Figure content listings:
>>>>

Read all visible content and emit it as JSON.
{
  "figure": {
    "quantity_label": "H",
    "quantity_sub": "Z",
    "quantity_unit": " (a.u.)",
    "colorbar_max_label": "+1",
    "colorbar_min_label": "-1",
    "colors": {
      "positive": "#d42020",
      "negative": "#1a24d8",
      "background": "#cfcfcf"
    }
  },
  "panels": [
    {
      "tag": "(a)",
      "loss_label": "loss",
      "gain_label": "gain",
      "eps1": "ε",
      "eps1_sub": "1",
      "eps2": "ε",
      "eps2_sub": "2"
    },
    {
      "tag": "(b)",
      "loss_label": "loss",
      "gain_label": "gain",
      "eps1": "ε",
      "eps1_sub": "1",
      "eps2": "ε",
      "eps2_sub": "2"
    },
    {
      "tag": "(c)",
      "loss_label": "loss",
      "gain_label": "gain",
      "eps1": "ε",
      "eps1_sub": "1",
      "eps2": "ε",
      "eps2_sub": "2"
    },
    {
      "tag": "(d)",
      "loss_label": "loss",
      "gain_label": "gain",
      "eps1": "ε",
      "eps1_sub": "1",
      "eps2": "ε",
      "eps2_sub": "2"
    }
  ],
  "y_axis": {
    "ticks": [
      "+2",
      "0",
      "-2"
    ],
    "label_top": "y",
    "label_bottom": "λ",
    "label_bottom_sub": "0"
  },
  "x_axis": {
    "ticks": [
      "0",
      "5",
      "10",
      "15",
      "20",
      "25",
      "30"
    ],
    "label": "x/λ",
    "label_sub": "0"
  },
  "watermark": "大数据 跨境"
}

<<<<

→ **DIRECTIVE**: Print every record above exactly as written.

→ **EXERCISE ANSWER**:
Read all visible content and emit it as JSON.
{
  "figure": {
    "quantity_label": "H",
    "quantity_sub": "Z",
    "quantity_unit": " (a.u.)",
    "colorbar_max_label": "+1",
    "colorbar_min_label": "-1",
    "colors": {
      "positive": "#d42020",
      "negative": "#1a24d8",
      "background": "#cfcfcf"
    }
  },
  "panels": [
    {
      "tag": "(a)",
      "loss_label": "loss",
      "gain_label": "gain",
      "eps1": "ε",
      "eps1_sub": "1",
      "eps2": "ε",
      "eps2_sub": "2"
    },
    {
      "tag": "(b)",
      "loss_label": "loss",
      "gain_label": "gain",
      "eps1": "ε",
      "eps1_sub": "1",
      "eps2": "ε",
      "eps2_sub": "2"
    },
    {
      "tag": "(c)",
      "loss_label": "loss",
      "gain_label": "gain",
      "eps1": "ε",
      "eps1_sub": "1",
      "eps2": "ε",
      "eps2_sub": "2"
    },
    {
      "tag": "(d)",
      "loss_label": "loss",
      "gain_label": "gain",
      "eps1": "ε",
      "eps1_sub": "1",
      "eps2": "ε",
      "eps2_sub": "2"
    }
  ],
  "y_axis": {
    "ticks": [
      "+2",
      "0",
      "-2"
    ],
    "label_top": "y",
    "label_bottom": "λ",
    "label_bottom_sub": "0"
  },
  "x_axis": {
    "ticks": [
      "0",
      "5",
      "10",
      "15",
      "20",
      "25",
      "30"
    ],
    "label": "x/λ",
    "label_sub": "0"
  },
  "watermark": "大数据 跨境"
}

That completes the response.